* _EXERCISE REQUIREMENTS_
Every line below that mentions the word "this" should be copied out.
** start **
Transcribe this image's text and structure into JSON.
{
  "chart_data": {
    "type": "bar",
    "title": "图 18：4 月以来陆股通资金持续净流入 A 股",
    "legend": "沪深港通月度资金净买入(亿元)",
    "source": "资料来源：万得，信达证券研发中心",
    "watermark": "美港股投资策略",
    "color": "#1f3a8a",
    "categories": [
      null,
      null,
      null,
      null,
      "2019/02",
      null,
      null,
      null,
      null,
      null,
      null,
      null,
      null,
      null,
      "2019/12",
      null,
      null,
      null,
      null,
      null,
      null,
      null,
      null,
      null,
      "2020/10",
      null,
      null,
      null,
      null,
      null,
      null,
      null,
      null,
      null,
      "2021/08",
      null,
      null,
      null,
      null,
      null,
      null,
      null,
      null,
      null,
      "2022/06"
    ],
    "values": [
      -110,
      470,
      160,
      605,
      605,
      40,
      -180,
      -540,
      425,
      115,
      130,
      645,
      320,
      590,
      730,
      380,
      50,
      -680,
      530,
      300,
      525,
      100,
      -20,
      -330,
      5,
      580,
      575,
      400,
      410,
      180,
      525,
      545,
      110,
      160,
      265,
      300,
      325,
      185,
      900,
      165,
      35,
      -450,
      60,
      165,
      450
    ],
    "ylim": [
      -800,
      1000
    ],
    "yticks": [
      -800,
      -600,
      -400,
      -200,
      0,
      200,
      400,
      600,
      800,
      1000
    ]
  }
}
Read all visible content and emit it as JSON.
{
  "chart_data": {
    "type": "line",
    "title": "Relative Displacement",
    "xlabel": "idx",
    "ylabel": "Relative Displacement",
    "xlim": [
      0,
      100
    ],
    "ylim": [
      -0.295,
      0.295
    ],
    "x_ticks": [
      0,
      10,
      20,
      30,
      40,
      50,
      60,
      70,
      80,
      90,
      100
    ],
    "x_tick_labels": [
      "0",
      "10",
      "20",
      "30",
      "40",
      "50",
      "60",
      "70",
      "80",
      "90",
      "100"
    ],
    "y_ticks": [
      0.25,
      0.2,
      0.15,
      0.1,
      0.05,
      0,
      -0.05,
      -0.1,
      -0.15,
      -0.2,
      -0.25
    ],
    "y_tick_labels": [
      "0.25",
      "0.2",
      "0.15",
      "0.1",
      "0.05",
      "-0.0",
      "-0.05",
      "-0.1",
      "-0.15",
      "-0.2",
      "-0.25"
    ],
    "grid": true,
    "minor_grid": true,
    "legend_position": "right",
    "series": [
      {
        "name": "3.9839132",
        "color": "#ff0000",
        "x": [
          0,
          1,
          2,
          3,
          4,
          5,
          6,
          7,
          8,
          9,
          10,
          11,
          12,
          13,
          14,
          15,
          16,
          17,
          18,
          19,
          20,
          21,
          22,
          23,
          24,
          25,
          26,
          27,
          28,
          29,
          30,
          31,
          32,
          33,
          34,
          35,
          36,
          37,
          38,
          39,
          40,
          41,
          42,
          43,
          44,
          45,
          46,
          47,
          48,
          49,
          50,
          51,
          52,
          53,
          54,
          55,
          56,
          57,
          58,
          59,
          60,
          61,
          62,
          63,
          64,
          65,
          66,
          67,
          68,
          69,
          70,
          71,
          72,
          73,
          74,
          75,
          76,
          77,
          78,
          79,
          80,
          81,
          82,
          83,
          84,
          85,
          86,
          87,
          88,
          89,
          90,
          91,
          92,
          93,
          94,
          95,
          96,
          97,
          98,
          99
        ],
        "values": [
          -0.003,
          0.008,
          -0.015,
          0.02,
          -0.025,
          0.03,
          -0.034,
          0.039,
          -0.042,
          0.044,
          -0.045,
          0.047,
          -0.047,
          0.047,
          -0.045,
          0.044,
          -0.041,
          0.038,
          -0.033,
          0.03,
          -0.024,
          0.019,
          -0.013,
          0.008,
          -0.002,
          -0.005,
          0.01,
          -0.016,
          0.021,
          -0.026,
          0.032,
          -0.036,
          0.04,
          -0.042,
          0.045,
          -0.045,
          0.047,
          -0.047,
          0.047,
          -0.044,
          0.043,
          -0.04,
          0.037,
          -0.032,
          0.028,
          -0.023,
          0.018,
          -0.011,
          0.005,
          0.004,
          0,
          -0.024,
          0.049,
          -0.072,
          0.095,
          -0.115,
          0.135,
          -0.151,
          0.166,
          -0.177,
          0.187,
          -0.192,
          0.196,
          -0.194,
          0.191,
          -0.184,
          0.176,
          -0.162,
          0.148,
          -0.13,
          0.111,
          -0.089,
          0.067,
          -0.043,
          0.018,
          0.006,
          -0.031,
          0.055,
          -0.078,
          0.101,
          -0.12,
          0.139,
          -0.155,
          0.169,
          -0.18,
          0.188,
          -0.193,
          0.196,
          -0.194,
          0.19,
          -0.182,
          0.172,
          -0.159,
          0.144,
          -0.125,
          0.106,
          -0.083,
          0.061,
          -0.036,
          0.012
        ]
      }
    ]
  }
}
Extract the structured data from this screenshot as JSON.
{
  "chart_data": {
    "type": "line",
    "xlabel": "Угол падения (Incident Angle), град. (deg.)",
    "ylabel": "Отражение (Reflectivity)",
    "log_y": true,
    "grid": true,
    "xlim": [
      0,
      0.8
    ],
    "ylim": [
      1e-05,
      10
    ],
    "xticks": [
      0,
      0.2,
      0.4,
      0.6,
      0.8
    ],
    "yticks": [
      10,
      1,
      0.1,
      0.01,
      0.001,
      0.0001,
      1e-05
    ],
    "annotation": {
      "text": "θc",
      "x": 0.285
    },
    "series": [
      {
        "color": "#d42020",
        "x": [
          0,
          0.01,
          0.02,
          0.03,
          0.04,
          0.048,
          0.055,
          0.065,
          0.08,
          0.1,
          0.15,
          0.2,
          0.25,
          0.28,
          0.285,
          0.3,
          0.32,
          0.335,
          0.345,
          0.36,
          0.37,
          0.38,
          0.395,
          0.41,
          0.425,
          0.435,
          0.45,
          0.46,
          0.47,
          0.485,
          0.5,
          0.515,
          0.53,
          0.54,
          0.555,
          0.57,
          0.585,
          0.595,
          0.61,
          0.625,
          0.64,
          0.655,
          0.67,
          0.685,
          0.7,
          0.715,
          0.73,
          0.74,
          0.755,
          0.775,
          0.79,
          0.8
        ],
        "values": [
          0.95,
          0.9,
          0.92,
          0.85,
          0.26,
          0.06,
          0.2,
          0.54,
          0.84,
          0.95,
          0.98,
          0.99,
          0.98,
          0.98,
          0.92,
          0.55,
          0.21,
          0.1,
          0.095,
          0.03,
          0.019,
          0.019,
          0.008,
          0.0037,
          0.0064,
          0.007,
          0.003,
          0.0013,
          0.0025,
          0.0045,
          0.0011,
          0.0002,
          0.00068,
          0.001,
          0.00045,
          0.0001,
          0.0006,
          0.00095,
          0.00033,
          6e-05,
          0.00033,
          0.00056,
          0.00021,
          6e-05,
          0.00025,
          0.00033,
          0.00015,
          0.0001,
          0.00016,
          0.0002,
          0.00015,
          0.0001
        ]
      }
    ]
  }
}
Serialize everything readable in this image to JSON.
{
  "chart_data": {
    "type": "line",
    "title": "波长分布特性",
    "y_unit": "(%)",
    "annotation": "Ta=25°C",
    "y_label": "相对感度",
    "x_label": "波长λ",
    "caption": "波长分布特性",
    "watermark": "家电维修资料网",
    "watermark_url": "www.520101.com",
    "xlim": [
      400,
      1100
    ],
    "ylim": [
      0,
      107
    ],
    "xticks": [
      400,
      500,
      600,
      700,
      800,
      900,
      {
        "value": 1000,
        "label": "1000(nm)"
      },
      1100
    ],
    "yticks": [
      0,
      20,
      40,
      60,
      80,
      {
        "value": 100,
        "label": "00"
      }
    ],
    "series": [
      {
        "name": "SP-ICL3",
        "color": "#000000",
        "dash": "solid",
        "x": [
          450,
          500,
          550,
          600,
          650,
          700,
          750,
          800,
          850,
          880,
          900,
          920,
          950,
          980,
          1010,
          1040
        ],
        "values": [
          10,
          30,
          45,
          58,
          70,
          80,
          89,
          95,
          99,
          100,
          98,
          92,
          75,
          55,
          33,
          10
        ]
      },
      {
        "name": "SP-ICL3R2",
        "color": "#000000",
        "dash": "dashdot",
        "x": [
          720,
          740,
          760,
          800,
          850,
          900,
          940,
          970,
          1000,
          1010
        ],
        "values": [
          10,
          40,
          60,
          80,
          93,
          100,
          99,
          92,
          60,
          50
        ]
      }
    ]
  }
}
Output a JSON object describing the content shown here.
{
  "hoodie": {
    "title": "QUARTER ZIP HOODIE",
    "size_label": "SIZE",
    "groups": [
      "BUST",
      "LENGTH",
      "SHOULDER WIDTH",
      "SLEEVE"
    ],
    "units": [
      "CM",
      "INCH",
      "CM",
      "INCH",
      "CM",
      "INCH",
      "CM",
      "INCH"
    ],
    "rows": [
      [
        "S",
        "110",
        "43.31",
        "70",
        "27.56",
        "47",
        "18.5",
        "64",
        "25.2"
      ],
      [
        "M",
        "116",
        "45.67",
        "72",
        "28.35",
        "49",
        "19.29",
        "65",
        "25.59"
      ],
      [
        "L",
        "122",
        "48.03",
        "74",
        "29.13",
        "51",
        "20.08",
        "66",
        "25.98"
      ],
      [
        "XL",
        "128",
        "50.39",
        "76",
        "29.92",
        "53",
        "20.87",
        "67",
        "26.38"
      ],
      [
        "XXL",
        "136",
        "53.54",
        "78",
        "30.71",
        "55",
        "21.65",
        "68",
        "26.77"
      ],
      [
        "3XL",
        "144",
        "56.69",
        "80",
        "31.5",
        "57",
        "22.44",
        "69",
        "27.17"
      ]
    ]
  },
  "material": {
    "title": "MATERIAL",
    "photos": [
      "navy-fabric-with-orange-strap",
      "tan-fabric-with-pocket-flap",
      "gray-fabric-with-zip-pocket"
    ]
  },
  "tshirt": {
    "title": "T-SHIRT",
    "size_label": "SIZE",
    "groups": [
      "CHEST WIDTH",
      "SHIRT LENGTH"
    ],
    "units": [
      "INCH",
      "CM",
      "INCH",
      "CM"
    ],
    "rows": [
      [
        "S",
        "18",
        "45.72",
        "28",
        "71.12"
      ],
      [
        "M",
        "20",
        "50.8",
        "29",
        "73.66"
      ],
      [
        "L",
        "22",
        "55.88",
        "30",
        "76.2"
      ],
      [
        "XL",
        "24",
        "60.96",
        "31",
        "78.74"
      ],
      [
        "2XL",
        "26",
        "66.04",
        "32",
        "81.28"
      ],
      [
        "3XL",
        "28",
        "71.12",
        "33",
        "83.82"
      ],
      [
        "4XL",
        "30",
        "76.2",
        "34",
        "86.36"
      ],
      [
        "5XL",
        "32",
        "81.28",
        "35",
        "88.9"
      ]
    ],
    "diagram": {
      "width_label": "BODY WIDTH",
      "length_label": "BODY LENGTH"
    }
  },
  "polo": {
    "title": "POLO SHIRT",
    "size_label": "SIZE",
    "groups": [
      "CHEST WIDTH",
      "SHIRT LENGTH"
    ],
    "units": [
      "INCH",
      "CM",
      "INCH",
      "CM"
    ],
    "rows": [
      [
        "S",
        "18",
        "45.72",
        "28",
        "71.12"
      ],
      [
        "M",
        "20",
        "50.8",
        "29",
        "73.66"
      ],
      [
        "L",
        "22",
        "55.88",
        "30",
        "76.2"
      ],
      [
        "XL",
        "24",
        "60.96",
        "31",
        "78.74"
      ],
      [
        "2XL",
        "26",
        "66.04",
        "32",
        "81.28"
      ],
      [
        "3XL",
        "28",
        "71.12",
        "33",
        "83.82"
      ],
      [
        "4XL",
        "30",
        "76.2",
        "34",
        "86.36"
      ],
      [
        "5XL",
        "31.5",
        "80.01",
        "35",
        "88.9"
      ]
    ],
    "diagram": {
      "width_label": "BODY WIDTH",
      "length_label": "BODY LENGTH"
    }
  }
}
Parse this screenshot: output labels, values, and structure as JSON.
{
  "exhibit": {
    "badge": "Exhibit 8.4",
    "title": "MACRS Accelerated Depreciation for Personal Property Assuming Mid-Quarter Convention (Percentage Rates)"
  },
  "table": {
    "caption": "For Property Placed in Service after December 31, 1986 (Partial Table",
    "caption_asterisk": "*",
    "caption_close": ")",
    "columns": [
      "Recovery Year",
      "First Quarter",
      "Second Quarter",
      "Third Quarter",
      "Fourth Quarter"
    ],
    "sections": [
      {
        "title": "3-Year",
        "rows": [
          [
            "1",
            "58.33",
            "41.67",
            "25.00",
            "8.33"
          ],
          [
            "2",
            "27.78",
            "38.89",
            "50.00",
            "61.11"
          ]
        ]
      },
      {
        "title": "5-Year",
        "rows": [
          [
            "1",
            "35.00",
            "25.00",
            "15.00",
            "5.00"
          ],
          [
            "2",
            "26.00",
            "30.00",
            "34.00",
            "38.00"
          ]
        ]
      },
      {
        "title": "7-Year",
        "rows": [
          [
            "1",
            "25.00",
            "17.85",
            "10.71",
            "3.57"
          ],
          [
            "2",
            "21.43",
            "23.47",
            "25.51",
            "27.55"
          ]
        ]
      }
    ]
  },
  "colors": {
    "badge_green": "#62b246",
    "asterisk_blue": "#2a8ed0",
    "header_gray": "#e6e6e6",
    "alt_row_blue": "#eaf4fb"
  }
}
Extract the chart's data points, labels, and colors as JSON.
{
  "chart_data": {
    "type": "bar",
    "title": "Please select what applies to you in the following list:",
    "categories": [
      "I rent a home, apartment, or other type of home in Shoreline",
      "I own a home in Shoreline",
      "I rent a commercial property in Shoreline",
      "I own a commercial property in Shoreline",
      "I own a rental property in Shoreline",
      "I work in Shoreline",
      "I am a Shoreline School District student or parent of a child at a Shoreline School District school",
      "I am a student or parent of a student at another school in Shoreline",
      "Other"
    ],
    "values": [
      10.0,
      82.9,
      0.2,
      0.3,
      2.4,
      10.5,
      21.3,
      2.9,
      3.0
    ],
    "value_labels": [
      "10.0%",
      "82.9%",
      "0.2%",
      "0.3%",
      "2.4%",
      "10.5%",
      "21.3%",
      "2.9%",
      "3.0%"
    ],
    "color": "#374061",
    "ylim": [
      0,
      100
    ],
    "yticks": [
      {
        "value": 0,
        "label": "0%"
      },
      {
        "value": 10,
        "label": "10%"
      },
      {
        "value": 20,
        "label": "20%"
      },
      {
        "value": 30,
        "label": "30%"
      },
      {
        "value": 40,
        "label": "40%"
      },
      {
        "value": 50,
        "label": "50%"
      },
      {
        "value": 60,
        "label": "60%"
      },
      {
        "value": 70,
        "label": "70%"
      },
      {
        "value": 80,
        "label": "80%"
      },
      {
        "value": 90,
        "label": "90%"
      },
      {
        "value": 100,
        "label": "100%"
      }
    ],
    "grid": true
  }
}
** end **
* _CORRECT ANSWER_
Transcribe this image's text and structure into JSON.
Extract the structured data from this screenshot as JSON.
Serialize everything readable in this image to JSON.
Parse this screenshot: output labels, values, and structure as JSON.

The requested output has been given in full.